==== DATA FOR PROCESSING ====

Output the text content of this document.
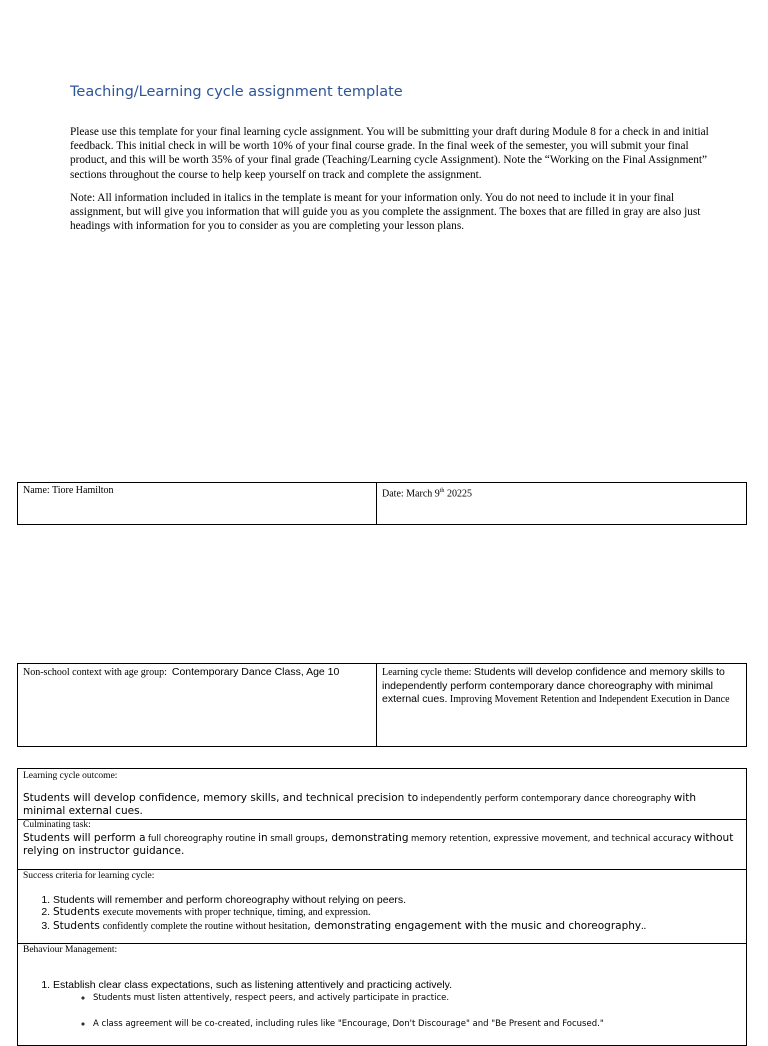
Teaching/Learning cycle assignment template
Please use this template for your final learning cycle assignment. You will be submitting your draft during Module 8 for a check in and initial feedback. This initial check in will be worth 10% of your final course grade. In the final week of the semester, you will submit your final product, and this will be worth 35% of your final grade (Teaching/Learning cycle Assignment). Note the “Working on the Final Assignment” sections throughout the course to help keep yourself on track and complete the assignment.
Note: All information included in italics in the template is meant for your information only. You do not need to include it in your final assignment, but will give you information that will guide you as you complete the assignment. The boxes that are filled in gray are also just headings with information for you to consider as you are completing your lesson plans.
Name: Tiore Hamilton	Date: March 9th 20225
Non-school context with age group: Contemporary Dance Class, Age 10	Learning cycle theme: Students will develop confidence and memory skills to independently perform contemporary dance choreography with minimal external cues. Improving Movement Retention and Independent Execution in Dance
Learning cycle outcome:
Students will develop confidence, memory skills, and technical precision to independently perform contemporary dance choreography with minimal external cues.
Culminating task:
Students will perform a full choreography routine in small groups, demonstrating memory retention, expressive movement, and technical accuracy without relying on instructor guidance.
Success criteria for learning cycle:
1. Students will remember and perform choreography without relying on peers.
2. Students execute movements with proper technique, timing, and expression.
3. Students confidently complete the routine without hesitation, demonstrating engagement with the music and choreography..
Behaviour Management:
1. Establish clear class expectations, such as listening attentively and practicing actively.
◦ Students must listen attentively, respect peers, and actively participate in practice.
◦ A class agreement will be co-created, including rules like "Encourage, Don't Discourage" and "Be Present and Focused."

====

▸ **GOAL OF THE EXERCISE**: Repeat the listing above exactly, with no pictures.

▸ **FINAL ANSWER**:
Output the text content of this document.
Teaching/Learning cycle assignment template
Please use this template for your final learning cycle assignment. You will be submitting your draft during Module 8 for a check in and initial feedback. This initial check in will be worth 10% of your final course grade. In the final week of the semester, you will submit your final product, and this will be worth 35% of your final grade (Teaching/Learning cycle Assignment). Note the “Working on the Final Assignment” sections throughout the course to help keep yourself on track and complete the assignment.
Note: All information included in italics in the template is meant for your information only. You do not need to include it in your final assignment, but will give you information that will guide you as you complete the assignment. The boxes that are filled in gray are also just headings with information for you to consider as you are completing your lesson plans.
Name: Tiore Hamilton	Date: March 9th 20225
Non-school context with age group: Contemporary Dance Class, Age 10	Learning cycle theme: Students will develop confidence and memory skills to independently perform contemporary dance choreography with minimal external cues. Improving Movement Retention and Independent Execution in Dance
Learning cycle outcome:
Students will develop confidence, memory skills, and technical precision to independently perform contemporary dance choreography with minimal external cues.
Culminating task:
Students will perform a full choreography routine in small groups, demonstrating memory retention, expressive movement, and technical accuracy without relying on instructor guidance.
Success criteria for learning cycle:
1. Students will remember and perform choreography without relying on peers.
2. Students execute movements with proper technique, timing, and expression.
3. Students confidently complete the routine without hesitation, demonstrating engagement with the music and choreography..
Behaviour Management:
1. Establish clear class expectations, such as listening attentively and practicing actively.
◦ Students must listen attentively, respect peers, and actively participate in practice.
◦ A class agreement will be co-created, including rules like "Encourage, Don't Discourage" and "Be Present and Focused."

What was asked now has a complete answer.